> _Directive_:
Write out all the material exactly. Leave nothing out.

** begin Data for the task **

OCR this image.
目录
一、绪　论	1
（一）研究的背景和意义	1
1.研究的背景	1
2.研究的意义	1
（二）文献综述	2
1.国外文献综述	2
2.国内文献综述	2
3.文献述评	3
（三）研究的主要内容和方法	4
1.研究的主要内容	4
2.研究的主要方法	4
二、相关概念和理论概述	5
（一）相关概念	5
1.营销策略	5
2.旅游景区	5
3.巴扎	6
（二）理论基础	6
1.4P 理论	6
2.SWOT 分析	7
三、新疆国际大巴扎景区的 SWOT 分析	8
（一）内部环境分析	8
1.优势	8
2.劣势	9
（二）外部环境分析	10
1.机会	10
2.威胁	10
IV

** end Data for the task **

> _Answer for the task_:
OCR this image.
目录
一、绪　论	1
（一）研究的背景和意义	1
1.研究的背景	1
2.研究的意义	1
（二）文献综述	2
1.国外文献综述	2
2.国内文献综述	2
3.文献述评	3
（三）研究的主要内容和方法	4
1.研究的主要内容	4
2.研究的主要方法	4
二、相关概念和理论概述	5
（一）相关概念	5
1.营销策略	5
2.旅游景区	5
3.巴扎	6
（二）理论基础	6
1.4P 理论	6
2.SWOT 分析	7
三、新疆国际大巴扎景区的 SWOT 分析	8
（一）内部环境分析	8
1.优势	8
2.劣势	9
（二）外部环境分析	10
1.机会	10
2.威胁	10
IV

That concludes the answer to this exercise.